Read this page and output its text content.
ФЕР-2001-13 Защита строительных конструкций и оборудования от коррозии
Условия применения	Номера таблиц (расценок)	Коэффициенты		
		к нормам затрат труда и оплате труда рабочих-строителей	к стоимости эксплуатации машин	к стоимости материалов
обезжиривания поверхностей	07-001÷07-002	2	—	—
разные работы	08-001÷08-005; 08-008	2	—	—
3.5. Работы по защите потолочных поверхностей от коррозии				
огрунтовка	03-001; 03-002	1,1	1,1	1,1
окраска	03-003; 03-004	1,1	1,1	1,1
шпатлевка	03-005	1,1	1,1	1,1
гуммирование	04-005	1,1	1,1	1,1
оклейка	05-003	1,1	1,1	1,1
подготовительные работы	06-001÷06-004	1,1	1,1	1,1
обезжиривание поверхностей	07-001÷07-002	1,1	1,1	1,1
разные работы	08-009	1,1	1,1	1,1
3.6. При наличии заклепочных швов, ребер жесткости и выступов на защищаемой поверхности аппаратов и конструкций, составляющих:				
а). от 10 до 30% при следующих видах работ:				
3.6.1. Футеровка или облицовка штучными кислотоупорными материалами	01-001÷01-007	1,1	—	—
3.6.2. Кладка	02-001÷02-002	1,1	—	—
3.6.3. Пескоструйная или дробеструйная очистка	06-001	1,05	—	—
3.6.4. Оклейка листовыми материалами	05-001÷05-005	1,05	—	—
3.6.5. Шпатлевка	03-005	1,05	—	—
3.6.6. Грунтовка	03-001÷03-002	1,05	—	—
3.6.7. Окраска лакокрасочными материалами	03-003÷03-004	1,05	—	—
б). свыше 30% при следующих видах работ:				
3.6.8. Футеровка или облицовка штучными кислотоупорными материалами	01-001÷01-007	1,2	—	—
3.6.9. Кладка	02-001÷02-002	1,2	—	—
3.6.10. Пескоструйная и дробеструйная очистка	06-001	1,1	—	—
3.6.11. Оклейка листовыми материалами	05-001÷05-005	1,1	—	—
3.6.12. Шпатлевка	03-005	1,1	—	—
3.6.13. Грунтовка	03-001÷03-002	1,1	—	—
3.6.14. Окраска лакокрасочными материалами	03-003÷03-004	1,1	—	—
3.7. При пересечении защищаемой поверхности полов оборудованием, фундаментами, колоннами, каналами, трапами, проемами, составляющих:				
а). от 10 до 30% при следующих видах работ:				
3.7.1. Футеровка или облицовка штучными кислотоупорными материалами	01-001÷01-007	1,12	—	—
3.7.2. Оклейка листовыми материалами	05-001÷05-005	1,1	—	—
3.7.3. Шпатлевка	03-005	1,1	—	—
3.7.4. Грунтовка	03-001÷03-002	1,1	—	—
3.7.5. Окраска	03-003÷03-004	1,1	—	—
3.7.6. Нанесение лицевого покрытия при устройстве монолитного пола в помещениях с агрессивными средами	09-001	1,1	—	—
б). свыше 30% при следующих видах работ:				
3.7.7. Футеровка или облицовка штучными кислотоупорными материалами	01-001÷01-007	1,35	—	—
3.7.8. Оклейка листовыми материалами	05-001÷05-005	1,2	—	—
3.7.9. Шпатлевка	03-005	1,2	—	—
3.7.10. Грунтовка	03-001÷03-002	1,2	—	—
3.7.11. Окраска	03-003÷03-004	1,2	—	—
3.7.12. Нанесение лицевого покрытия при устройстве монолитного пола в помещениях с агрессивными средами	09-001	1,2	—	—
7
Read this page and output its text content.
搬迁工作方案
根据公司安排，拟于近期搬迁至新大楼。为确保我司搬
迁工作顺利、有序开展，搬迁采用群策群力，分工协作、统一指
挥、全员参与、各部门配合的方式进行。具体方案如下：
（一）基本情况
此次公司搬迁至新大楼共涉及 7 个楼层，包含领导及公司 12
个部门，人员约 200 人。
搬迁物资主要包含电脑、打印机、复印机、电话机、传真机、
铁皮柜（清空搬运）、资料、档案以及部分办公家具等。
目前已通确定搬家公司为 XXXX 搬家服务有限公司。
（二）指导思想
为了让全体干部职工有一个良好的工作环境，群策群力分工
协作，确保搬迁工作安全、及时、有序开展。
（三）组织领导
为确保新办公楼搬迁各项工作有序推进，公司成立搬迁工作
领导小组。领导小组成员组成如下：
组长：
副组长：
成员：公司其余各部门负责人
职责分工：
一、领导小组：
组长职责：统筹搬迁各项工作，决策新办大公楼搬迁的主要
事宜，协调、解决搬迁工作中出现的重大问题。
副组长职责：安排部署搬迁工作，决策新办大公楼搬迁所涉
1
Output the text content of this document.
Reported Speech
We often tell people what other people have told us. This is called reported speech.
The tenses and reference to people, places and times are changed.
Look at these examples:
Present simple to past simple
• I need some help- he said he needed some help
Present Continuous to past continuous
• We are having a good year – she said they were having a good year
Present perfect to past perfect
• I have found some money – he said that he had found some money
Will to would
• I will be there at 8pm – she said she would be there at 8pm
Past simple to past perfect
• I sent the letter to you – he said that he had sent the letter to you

**YOUR GOAL**
Pick each line holding the word "perfect" out of the listing.

**WORKED ANSWER**
Present perfect to past perfect
Past simple to past perfect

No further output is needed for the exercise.